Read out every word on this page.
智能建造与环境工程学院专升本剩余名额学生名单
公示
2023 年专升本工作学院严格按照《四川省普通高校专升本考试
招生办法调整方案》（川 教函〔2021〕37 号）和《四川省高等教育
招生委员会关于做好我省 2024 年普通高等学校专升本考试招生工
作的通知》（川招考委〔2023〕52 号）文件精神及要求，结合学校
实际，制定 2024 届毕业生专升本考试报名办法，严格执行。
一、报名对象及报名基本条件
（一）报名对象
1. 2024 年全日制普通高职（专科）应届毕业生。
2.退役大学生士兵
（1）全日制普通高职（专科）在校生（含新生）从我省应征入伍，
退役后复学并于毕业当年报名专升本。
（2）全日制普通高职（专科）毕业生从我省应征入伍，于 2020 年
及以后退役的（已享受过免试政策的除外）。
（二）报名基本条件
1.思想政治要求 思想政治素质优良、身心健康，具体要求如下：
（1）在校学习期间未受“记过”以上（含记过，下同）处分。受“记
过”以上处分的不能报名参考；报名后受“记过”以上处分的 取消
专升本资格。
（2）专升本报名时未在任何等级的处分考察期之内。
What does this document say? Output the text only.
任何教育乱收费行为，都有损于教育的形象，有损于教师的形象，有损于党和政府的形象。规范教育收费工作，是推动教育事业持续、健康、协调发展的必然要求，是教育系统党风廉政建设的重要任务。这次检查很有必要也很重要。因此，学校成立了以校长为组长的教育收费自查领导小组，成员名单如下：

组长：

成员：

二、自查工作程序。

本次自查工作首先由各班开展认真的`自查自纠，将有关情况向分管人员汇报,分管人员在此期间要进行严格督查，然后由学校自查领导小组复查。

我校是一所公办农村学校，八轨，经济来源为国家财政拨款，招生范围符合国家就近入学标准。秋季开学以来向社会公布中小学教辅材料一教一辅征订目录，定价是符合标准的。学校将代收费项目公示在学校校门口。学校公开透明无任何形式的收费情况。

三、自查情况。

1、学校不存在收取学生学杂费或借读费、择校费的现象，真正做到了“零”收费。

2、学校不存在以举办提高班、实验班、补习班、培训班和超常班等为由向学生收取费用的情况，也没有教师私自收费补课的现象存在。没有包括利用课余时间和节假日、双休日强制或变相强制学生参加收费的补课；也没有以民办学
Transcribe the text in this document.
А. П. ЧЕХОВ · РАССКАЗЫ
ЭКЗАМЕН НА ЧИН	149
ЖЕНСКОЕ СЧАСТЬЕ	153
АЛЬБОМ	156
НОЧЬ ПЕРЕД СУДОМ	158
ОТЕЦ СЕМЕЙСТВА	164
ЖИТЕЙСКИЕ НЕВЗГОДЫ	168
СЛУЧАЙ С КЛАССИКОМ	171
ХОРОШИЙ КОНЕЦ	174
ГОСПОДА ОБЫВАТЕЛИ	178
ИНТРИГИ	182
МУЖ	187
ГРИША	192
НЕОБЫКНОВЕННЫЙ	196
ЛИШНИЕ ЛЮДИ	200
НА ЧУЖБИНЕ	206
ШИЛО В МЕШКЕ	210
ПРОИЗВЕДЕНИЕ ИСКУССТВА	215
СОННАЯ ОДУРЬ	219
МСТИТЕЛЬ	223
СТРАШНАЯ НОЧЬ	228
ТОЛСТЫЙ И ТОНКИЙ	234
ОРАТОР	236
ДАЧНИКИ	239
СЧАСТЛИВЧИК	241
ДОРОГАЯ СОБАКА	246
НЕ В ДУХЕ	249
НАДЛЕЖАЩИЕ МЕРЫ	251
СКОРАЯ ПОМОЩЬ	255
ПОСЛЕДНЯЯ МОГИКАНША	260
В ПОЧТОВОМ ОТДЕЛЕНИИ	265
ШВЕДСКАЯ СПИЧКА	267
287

■ ■ ■ ■ ■

Quote the data in full, keeping each word unchanged.

§ **REPLY TO THE TASK**
Read out every word on this page.
智能建造与环境工程学院专升本剩余名额学生名单
公示
2023 年专升本工作学院严格按照《四川省普通高校专升本考试
招生办法调整方案》（川 教函〔2021〕37 号）和《四川省高等教育
招生委员会关于做好我省 2024 年普通高等学校专升本考试招生工
作的通知》（川招考委〔2023〕52 号）文件精神及要求，结合学校
实际，制定 2024 届毕业生专升本考试报名办法，严格执行。
一、报名对象及报名基本条件
（一）报名对象
1. 2024 年全日制普通高职（专科）应届毕业生。
2.退役大学生士兵
（1）全日制普通高职（专科）在校生（含新生）从我省应征入伍，
退役后复学并于毕业当年报名专升本。
（2）全日制普通高职（专科）毕业生从我省应征入伍，于 2020 年
及以后退役的（已享受过免试政策的除外）。
（二）报名基本条件
1.思想政治要求 思想政治素质优良、身心健康，具体要求如下：
（1）在校学习期间未受“记过”以上（含记过，下同）处分。受“记
过”以上处分的不能报名参考；报名后受“记过”以上处分的 取消
专升本资格。
（2）专升本报名时未在任何等级的处分考察期之内。
What does this document say? Output the text only.
任何教育乱收费行为，都有损于教育的形象，有损于教师的形象，有损于党和政府的形象。规范教育收费工作，是推动教育事业持续、健康、协调发展的必然要求，是教育系统党风廉政建设的重要任务。这次检查很有必要也很重要。因此，学校成立了以校长为组长的教育收费自查领导小组，成员名单如下：

组长：

成员：

二、自查工作程序。

本次自查工作首先由各班开展认真的`自查自纠，将有关情况向分管人员汇报,分管人员在此期间要进行严格督查，然后由学校自查领导小组复查。

我校是一所公办农村学校，八轨，经济来源为国家财政拨款，招生范围符合国家就近入学标准。秋季开学以来向社会公布中小学教辅材料一教一辅征订目录，定价是符合标准的。学校将代收费项目公示在学校校门口。学校公开透明无任何形式的收费情况。

三、自查情况。

1、学校不存在收取学生学杂费或借读费、择校费的现象，真正做到了“零”收费。

2、学校不存在以举办提高班、实验班、补习班、培训班和超常班等为由向学生收取费用的情况，也没有教师私自收费补课的现象存在。没有包括利用课余时间和节假日、双休日强制或变相强制学生参加收费的补课；也没有以民办学
Transcribe the text in this document.
А. П. ЧЕХОВ · РАССКАЗЫ
ЭКЗАМЕН НА ЧИН	149
ЖЕНСКОЕ СЧАСТЬЕ	153
АЛЬБОМ	156
НОЧЬ ПЕРЕД СУДОМ	158
ОТЕЦ СЕМЕЙСТВА	164
ЖИТЕЙСКИЕ НЕВЗГОДЫ	168
СЛУЧАЙ С КЛАССИКОМ	171
ХОРОШИЙ КОНЕЦ	174
ГОСПОДА ОБЫВАТЕЛИ	178
ИНТРИГИ	182
МУЖ	187
ГРИША	192
НЕОБЫКНОВЕННЫЙ	196
ЛИШНИЕ ЛЮДИ	200
НА ЧУЖБИНЕ	206
ШИЛО В МЕШКЕ	210
ПРОИЗВЕДЕНИЕ ИСКУССТВА	215
СОННАЯ ОДУРЬ	219
МСТИТЕЛЬ	223
СТРАШНАЯ НОЧЬ	228
ТОЛСТЫЙ И ТОНКИЙ	234
ОРАТОР	236
ДАЧНИКИ	239
СЧАСТЛИВЧИК	241
ДОРОГАЯ СОБАКА	246
НЕ В ДУХЕ	249
НАДЛЕЖАЩИЕ МЕРЫ	251
СКОРАЯ ПОМОЩЬ	255
ПОСЛЕДНЯЯ МОГИКАНША	260
В ПОЧТОВОМ ОТДЕЛЕНИИ	265
ШВЕДСКАЯ СПИЧКА	267
287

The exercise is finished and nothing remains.